_Aim_: Track down the lines that contain "rose" and copy them.

= = =

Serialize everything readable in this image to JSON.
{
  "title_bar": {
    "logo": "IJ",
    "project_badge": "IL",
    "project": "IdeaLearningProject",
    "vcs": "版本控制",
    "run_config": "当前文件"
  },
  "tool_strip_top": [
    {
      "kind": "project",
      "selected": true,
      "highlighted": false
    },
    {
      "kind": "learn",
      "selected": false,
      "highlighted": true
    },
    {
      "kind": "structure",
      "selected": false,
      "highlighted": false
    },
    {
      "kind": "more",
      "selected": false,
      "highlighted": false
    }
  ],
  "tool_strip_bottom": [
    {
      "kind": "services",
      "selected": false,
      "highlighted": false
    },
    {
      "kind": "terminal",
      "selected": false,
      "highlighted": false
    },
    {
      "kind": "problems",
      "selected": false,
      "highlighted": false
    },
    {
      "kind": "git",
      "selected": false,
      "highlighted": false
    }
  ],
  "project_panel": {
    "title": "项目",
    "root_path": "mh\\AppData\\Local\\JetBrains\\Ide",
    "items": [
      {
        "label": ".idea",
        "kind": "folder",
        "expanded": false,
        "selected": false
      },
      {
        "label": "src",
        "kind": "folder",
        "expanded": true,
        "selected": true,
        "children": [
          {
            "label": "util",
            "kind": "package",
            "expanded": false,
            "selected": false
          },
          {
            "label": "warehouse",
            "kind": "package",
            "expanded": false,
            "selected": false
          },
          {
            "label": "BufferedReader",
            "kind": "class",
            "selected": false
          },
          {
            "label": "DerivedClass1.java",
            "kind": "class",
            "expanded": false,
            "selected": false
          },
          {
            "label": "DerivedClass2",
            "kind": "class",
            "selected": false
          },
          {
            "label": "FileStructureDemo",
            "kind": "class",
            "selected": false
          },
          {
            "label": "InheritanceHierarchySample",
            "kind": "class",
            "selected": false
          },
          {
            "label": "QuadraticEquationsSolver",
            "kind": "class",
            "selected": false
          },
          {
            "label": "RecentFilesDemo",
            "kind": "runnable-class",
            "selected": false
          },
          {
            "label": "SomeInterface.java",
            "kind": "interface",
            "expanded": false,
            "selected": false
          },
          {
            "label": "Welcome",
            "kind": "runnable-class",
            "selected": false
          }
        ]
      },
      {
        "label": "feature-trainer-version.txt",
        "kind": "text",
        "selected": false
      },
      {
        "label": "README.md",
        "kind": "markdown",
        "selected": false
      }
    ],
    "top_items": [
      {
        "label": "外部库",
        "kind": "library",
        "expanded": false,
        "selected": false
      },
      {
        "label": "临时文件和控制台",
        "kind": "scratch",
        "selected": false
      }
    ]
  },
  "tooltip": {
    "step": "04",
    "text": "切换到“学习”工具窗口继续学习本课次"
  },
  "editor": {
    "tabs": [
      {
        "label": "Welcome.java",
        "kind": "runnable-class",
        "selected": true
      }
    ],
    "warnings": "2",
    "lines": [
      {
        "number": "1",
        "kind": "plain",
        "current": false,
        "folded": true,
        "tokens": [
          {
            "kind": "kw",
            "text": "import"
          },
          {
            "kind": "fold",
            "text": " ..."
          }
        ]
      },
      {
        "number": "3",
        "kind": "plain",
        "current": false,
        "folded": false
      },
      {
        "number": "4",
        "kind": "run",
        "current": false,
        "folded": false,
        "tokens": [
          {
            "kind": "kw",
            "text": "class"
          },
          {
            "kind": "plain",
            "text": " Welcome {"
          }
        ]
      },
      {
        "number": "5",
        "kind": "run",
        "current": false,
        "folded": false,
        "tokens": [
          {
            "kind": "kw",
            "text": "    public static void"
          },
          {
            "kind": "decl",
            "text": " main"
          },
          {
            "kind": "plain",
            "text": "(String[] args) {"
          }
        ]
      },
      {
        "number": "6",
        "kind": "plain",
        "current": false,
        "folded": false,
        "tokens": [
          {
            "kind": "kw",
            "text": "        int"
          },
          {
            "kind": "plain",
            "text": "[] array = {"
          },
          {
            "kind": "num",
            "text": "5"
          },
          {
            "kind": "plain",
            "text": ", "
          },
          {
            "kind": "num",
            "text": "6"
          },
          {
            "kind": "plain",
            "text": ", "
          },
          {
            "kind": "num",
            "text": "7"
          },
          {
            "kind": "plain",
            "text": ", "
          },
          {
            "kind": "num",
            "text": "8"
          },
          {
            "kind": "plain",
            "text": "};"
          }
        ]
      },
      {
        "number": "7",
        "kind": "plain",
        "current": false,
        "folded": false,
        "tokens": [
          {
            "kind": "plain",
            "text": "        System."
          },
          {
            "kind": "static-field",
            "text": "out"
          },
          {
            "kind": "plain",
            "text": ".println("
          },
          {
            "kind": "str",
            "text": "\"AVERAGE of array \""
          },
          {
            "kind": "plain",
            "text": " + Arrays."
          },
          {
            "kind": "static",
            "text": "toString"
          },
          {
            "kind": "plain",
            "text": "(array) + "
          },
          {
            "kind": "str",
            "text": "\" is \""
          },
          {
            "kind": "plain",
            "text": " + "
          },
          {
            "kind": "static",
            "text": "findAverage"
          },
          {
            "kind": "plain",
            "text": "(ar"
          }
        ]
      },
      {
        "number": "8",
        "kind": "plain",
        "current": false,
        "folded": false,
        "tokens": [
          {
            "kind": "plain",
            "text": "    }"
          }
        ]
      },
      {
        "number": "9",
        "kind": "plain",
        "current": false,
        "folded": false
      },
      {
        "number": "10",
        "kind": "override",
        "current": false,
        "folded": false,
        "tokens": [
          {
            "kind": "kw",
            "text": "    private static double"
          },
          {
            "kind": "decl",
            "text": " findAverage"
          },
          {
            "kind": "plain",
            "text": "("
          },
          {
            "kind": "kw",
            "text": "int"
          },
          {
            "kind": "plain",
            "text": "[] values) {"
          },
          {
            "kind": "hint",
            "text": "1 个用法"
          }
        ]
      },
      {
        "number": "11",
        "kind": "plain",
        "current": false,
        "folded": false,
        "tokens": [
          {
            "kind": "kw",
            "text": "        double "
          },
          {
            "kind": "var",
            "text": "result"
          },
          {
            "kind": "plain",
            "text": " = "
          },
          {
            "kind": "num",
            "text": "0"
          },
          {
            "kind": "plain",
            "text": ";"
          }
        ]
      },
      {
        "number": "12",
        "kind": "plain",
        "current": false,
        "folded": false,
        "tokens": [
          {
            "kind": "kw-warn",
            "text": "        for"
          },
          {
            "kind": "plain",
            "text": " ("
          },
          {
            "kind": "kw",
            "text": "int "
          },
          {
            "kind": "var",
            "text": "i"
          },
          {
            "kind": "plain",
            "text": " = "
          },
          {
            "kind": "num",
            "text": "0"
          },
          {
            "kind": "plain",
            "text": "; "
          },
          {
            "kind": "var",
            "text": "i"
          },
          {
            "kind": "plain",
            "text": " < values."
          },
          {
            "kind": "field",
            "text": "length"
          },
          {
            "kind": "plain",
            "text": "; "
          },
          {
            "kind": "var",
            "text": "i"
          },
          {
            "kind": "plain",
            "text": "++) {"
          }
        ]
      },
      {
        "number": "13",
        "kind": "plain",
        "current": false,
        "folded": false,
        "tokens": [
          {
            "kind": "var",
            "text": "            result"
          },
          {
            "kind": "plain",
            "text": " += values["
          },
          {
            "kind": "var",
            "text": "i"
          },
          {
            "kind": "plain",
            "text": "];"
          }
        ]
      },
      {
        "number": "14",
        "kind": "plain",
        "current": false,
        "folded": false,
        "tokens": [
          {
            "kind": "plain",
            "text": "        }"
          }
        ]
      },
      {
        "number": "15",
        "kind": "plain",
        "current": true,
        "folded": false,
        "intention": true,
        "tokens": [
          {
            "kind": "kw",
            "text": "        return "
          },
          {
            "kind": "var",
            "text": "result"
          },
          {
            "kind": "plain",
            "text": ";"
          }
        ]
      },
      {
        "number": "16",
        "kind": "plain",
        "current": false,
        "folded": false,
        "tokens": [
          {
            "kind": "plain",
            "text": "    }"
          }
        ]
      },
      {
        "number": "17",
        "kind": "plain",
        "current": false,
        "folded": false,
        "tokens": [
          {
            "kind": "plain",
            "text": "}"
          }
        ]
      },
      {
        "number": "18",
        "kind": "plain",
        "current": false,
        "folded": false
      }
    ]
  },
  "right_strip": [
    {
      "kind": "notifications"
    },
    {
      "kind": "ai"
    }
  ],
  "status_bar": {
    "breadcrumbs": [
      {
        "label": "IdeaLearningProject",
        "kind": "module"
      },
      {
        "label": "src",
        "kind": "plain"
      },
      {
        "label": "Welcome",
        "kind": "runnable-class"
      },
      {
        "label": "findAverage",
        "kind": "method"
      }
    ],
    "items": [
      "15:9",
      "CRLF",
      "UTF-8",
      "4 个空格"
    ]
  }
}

= = =

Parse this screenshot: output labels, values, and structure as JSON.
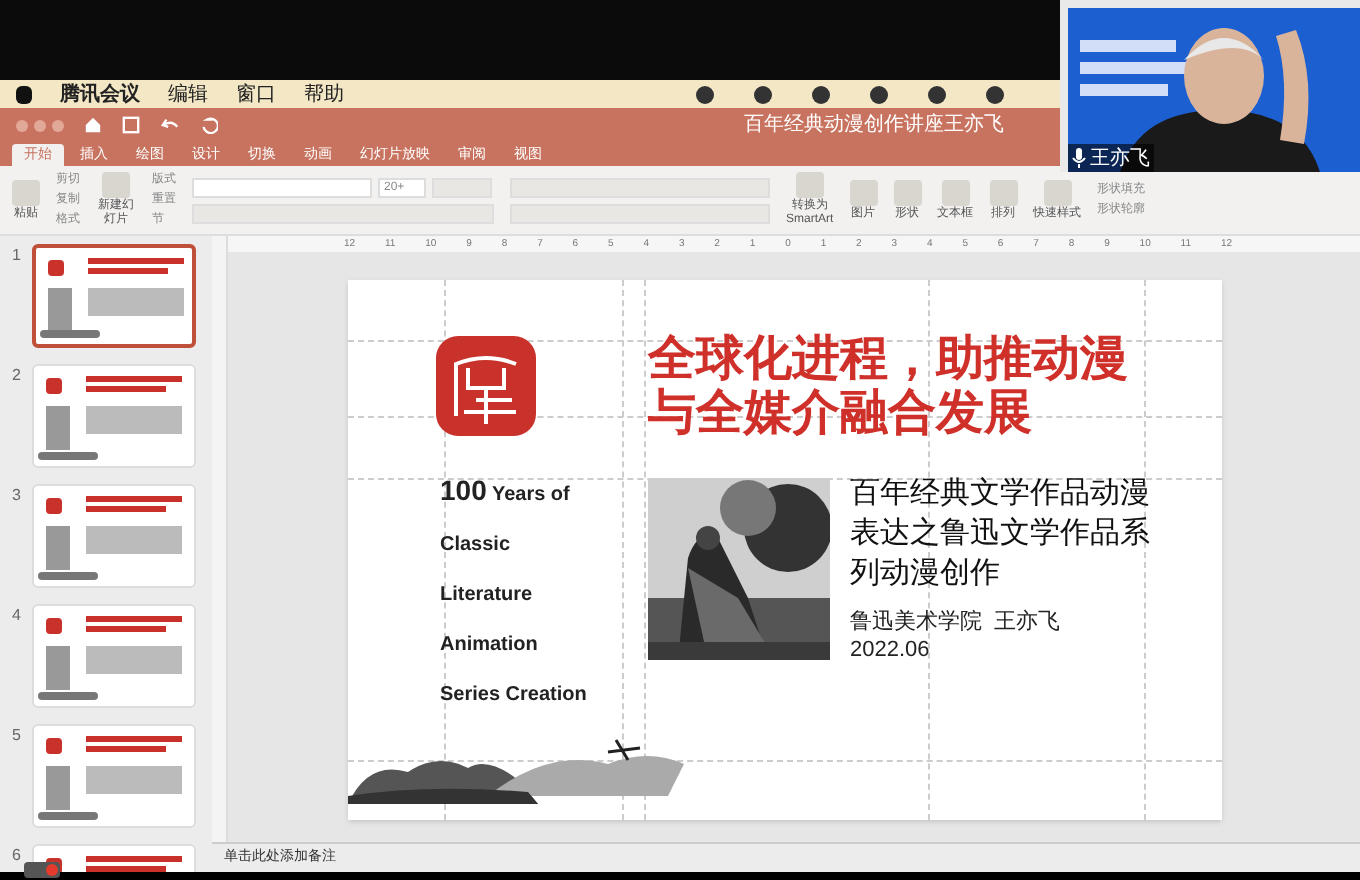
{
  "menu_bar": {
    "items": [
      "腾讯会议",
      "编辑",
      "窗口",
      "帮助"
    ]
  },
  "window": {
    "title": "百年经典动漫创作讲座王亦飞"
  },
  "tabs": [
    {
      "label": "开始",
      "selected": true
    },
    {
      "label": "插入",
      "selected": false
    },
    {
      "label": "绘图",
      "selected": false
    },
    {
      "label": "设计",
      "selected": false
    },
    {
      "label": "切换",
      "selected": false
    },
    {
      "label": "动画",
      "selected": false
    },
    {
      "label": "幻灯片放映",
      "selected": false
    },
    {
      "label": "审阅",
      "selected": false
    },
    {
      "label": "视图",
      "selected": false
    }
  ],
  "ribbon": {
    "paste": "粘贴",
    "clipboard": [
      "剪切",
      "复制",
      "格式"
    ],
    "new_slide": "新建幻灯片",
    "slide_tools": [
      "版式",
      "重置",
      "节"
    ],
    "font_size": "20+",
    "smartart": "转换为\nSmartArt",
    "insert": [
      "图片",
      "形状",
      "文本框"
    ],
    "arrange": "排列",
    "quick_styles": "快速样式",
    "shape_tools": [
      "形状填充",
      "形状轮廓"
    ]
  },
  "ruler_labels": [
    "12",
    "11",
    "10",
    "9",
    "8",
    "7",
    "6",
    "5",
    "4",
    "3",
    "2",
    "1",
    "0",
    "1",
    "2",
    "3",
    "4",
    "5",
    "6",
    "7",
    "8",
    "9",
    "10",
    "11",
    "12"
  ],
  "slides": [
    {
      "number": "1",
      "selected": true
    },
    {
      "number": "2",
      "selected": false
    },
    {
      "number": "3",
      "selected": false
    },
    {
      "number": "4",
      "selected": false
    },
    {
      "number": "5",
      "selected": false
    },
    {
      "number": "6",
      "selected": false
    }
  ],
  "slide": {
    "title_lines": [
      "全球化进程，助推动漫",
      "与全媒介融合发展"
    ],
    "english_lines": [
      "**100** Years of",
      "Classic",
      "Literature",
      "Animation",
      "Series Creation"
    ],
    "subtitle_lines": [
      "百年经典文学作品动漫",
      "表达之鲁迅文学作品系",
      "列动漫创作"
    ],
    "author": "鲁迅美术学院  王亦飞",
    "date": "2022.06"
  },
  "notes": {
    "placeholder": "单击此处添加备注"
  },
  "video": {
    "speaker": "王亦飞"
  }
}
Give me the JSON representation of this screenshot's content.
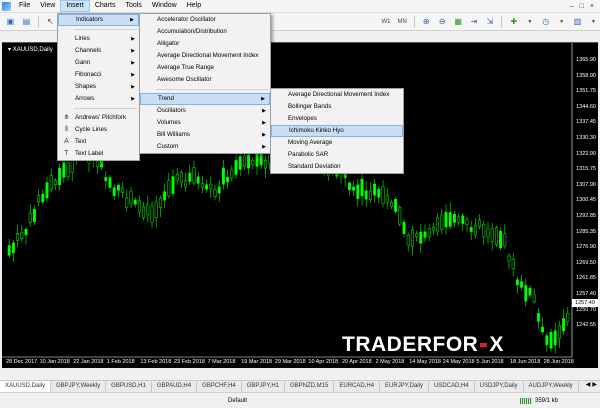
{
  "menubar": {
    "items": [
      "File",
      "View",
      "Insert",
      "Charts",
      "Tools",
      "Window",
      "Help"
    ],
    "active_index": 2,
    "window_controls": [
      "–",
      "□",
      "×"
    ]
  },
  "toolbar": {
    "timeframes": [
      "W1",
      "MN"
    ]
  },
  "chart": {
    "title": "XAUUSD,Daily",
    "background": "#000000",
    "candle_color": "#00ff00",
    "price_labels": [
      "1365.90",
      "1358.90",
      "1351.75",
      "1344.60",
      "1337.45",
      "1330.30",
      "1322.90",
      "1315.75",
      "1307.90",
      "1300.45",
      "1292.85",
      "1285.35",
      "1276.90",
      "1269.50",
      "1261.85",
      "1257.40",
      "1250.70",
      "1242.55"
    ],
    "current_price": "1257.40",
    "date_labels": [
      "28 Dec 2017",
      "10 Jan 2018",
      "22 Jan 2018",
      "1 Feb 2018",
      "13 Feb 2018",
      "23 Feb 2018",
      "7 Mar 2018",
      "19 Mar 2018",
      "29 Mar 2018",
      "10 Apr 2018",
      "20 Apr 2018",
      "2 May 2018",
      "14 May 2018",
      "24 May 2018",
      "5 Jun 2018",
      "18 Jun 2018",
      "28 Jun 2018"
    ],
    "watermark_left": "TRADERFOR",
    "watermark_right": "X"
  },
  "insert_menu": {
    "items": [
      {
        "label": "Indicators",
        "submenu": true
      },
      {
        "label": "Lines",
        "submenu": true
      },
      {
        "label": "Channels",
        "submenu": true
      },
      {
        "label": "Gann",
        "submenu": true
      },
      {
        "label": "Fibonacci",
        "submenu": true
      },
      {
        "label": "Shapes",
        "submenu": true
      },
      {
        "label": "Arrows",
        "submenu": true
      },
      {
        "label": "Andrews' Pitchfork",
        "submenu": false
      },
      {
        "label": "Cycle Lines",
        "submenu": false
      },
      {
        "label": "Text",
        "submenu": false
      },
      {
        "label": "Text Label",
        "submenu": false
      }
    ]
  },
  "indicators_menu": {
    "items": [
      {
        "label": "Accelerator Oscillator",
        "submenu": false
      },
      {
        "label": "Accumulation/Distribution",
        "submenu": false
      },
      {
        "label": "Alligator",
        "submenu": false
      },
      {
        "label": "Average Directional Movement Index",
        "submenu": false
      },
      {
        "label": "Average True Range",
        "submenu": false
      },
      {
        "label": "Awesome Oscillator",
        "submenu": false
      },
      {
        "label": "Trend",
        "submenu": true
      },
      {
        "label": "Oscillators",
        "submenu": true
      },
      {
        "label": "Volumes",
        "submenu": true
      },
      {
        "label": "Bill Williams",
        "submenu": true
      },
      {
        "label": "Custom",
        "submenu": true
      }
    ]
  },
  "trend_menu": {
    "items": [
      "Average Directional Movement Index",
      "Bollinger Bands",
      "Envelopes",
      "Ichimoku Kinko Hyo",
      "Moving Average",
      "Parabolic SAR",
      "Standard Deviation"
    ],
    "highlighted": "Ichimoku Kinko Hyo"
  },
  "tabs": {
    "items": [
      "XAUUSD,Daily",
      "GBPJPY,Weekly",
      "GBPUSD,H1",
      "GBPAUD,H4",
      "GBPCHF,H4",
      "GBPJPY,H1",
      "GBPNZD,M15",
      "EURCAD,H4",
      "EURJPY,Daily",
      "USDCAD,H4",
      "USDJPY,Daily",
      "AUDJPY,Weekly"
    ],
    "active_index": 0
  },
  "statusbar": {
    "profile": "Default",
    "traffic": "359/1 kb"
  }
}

= = =

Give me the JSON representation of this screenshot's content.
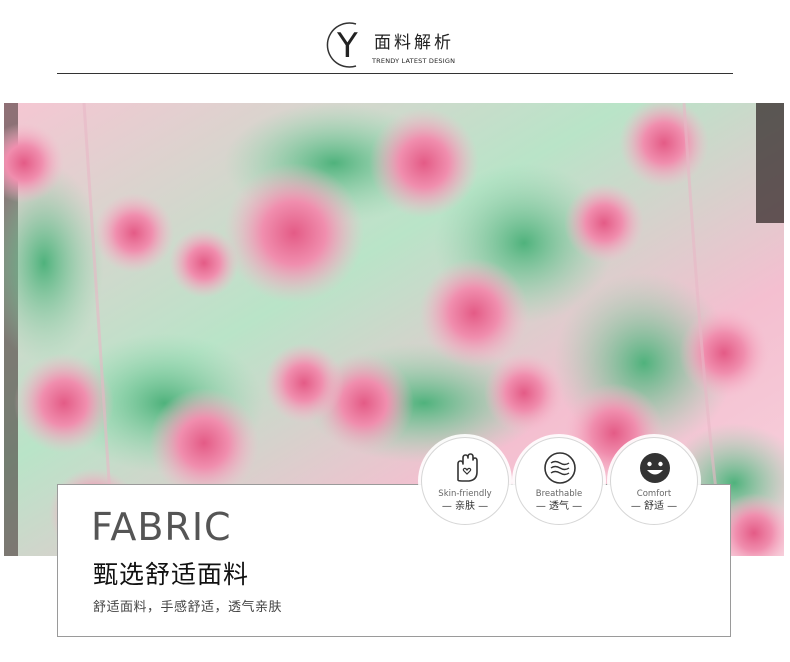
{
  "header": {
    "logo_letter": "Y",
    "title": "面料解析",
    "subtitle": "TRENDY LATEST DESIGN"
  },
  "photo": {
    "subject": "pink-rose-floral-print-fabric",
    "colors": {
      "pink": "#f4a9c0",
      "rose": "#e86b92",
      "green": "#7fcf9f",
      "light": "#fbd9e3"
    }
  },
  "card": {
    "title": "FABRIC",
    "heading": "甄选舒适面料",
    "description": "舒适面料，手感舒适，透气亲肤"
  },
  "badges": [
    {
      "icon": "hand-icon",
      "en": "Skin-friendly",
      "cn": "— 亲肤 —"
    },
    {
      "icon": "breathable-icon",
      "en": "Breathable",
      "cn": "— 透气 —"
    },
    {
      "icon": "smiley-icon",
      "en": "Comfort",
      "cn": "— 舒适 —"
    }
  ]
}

= = =

_Response to the exercise_:
    "subject": "pink-rose-floral-print-fabric",
      "rose": "#e86b92",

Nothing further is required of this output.